-- Tasks to complete --
(A) In the article on GMOs that cannot spread in the wild, which journal published the research?
(B) Continue the article on GMOs that cannot spread in the wild from the point where it ends.

US scientists say they have taken the first step towards making "safer" GMOs that cannot spread in the wild, using synthetic biology.
They have re-written the genetic code of bacteria to use only synthetic chemicals to grow.
The GM bacteria would die if they escaped into nature.
The research, published in Nature, is proof of concept for a new generation of GMOs, including plants, say Harvard and Yale university experts.
Genetically engineered micro-organisms are used in Europe, the US and China to produce drugs or fuels under contained industrial conditions.
Scientists want to build in safety measures so that their spread could be controlled if they were ever used in the outside world, perhaps to mop up oil spills or to improve human health.
"What we've done is engineered organisms so that they require synthetic amino acids for survival or for life," Prof Farren Isaacs of Yale University, who led one of two studies, told BBC News.
He said the future challenge was to re-engineer the code of other lifeforms.
"What we're seeing here is an important proof of concept that re-coding genomes and engineering dependence on synthetic amino acids is technically feasible in not just E coli but other micro-organisms and multicellular organisms such as plants."
GMOs have a number of potential practical uses, including the production of drugs and fuels, and removing pollutants from contaminated areas.
However, strict containment measures would be needed to use them in open spaces to stop them spreading in the wild.
The US researchers describe their research, published in Nature journal, as a "milestone" in synthetic biology.
Prof George Church of Harvard Medical School, who led the other study, said in order to protect natural ecosystems and address public concern the scientific community needed to develop robust biocontainment mechanisms for GMOs.

-- Information given --

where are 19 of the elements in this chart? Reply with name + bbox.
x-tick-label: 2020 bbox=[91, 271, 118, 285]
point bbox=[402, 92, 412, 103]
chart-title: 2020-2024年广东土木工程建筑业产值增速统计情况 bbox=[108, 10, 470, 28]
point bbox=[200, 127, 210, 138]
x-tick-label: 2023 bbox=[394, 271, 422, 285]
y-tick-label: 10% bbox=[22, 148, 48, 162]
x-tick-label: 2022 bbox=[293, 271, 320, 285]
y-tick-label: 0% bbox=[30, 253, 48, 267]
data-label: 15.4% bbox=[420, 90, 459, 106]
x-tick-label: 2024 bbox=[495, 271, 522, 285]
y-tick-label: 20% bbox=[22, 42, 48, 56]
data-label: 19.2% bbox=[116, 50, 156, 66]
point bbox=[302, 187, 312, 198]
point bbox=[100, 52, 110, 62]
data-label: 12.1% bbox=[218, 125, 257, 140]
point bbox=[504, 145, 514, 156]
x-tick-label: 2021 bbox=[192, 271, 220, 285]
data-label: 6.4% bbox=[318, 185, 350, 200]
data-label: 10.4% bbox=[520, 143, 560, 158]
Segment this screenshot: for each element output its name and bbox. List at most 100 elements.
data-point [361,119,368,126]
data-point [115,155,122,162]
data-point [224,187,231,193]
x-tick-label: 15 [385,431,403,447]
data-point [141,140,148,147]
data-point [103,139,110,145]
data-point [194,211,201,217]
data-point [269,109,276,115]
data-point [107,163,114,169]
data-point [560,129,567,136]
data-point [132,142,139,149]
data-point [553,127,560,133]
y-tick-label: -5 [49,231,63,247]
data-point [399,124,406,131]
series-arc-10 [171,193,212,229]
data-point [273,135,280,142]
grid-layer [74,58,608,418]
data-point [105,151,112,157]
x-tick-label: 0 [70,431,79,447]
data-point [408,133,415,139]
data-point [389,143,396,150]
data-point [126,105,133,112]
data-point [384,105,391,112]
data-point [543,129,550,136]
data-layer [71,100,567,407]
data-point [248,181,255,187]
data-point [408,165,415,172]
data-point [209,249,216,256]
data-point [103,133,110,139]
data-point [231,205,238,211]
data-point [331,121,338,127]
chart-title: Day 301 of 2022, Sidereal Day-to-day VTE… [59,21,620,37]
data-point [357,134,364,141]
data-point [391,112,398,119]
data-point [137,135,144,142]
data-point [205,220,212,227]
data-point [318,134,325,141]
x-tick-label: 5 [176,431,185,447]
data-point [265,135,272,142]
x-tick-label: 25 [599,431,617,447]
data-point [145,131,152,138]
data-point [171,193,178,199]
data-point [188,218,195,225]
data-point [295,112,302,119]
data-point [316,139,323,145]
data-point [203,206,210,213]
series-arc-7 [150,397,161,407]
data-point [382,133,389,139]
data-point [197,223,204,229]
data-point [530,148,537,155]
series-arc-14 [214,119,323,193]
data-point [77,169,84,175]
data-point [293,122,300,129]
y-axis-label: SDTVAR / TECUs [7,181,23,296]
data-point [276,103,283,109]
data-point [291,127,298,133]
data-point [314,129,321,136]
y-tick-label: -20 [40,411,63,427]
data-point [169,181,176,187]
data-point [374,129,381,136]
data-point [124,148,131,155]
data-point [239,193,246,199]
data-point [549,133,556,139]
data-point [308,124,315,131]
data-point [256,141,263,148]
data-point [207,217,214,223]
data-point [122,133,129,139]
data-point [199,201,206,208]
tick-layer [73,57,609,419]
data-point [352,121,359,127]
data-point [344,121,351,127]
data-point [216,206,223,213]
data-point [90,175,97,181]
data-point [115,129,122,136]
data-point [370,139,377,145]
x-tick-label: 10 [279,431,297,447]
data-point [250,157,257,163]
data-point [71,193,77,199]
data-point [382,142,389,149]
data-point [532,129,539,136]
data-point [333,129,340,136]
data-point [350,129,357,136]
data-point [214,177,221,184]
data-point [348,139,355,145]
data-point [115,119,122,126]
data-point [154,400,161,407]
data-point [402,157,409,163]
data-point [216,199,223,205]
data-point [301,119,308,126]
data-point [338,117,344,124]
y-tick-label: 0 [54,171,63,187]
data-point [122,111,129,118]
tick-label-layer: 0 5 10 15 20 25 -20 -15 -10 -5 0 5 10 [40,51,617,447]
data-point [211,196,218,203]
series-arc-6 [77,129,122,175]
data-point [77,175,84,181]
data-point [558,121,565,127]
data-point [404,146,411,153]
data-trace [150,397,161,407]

-- Answers by task --
(A) Nature.

(B)
"This work provides a foundation for safer GMOs that are isolated from natural ecosystems by a reliance on synthetic metabolites."
In both studies, the organisms cannot use alternative nutrients when synthetic amino acids are unavailable. They are also less likely to pass on their genes to other micro-organisms.
Commenting on the study, Prof Huw Jones of Rothamsted Research in Hertfordshire, which carries out research on GM plants, said these were research-stage ideas to prevent the unintended spread of GM microbes from contained industrial units.
"I can see no need for this in crop plants that are anyway risk-assessed and approved for field cultivation, and use in food and feed," he said.
Prof Julian Savulescu, an ethicist at the University of Oxford, said the research would make GMOs and synthetic organisms safer as they would need to be fed special food (synthetic amino acids) to survive.
"But you can never remove all risk," he added. "There is still the very small chance of some natural event enabling them to change so as to be able to survive in the wild."
John Love, professor of Synthetic Biology at the University of Exeter, said it raised a lot of issues for society.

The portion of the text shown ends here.